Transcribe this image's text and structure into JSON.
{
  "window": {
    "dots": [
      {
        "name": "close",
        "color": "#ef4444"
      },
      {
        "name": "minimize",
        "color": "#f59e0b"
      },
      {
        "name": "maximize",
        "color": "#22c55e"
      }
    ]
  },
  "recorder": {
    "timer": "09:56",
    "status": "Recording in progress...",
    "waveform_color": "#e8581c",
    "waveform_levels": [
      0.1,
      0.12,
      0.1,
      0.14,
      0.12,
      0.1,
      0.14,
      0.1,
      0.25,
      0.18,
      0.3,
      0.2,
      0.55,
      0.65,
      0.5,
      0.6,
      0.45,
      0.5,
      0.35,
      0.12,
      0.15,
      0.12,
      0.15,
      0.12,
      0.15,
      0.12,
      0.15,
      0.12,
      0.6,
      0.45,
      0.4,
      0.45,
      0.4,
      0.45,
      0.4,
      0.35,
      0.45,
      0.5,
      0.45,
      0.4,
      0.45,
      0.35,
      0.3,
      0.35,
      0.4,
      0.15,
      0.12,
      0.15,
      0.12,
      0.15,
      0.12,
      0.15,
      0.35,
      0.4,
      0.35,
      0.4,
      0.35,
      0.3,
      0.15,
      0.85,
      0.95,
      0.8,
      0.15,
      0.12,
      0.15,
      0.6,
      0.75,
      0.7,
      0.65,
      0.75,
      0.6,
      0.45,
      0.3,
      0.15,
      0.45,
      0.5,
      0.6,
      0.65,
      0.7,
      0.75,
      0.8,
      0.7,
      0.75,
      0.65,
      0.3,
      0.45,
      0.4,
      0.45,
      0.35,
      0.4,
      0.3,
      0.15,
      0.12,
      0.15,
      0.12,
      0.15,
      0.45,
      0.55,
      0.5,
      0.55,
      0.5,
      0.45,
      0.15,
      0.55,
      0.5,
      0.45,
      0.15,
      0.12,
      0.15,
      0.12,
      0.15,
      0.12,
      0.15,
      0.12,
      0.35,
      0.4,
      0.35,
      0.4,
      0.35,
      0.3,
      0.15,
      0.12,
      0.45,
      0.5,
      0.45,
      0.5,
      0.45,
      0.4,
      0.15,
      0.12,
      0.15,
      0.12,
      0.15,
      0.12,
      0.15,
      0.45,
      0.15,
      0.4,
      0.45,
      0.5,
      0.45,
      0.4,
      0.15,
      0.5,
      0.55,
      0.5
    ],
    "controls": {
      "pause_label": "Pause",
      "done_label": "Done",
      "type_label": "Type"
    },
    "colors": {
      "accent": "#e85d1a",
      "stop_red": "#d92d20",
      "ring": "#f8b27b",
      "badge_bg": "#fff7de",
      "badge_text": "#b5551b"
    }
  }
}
+ + +
**Task prompt**
Output the whole listing above again, word for word.

**Result**
Transcribe this image's text and structure into JSON.
{
  "window": {
    "dots": [
      {
        "name": "close",
        "color": "#ef4444"
      },
      {
        "name": "minimize",
        "color": "#f59e0b"
      },
      {
        "name": "maximize",
        "color": "#22c55e"
      }
    ]
  },
  "recorder": {
    "timer": "09:56",
    "status": "Recording in progress...",
    "waveform_color": "#e8581c",
    "waveform_levels": [
      0.1,
      0.12,
      0.1,
      0.14,
      0.12,
      0.1,
      0.14,
      0.1,
      0.25,
      0.18,
      0.3,
      0.2,
      0.55,
      0.65,
      0.5,
      0.6,
      0.45,
      0.5,
      0.35,
      0.12,
      0.15,
      0.12,
      0.15,
      0.12,
      0.15,
      0.12,
      0.15,
      0.12,
      0.6,
      0.45,
      0.4,
      0.45,
      0.4,
      0.45,
      0.4,
      0.35,
      0.45,
      0.5,
      0.45,
      0.4,
      0.45,
      0.35,
      0.3,
      0.35,
      0.4,
      0.15,
      0.12,
      0.15,
      0.12,
      0.15,
      0.12,
      0.15,
      0.35,
      0.4,
      0.35,
      0.4,
      0.35,
      0.3,
      0.15,
      0.85,
      0.95,
      0.8,
      0.15,
      0.12,
      0.15,
      0.6,
      0.75,
      0.7,
      0.65,
      0.75,
      0.6,
      0.45,
      0.3,
      0.15,
      0.45,
      0.5,
      0.6,
      0.65,
      0.7,
      0.75,
      0.8,
      0.7,
      0.75,
      0.65,
      0.3,
      0.45,
      0.4,
      0.45,
      0.35,
      0.4,
      0.3,
      0.15,
      0.12,
      0.15,
      0.12,
      0.15,
      0.45,
      0.55,
      0.5,
      0.55,
      0.5,
      0.45,
      0.15,
      0.55,
      0.5,
      0.45,
      0.15,
      0.12,
      0.15,
      0.12,
      0.15,
      0.12,
      0.15,
      0.12,
      0.35,
      0.4,
      0.35,
      0.4,
      0.35,
      0.3,
      0.15,
      0.12,
      0.45,
      0.5,
      0.45,
      0.5,
      0.45,
      0.4,
      0.15,
      0.12,
      0.15,
      0.12,
      0.15,
      0.12,
      0.15,
      0.45,
      0.15,
      0.4,
      0.45,
      0.5,
      0.45,
      0.4,
      0.15,
      0.5,
      0.55,
      0.5
    ],
    "controls": {
      "pause_label": "Pause",
      "done_label": "Done",
      "type_label": "Type"
    },
    "colors": {
      "accent": "#e85d1a",
      "stop_red": "#d92d20",
      "ring": "#f8b27b",
      "badge_bg": "#fff7de",
      "badge_text": "#b5551b"
    }
  }
}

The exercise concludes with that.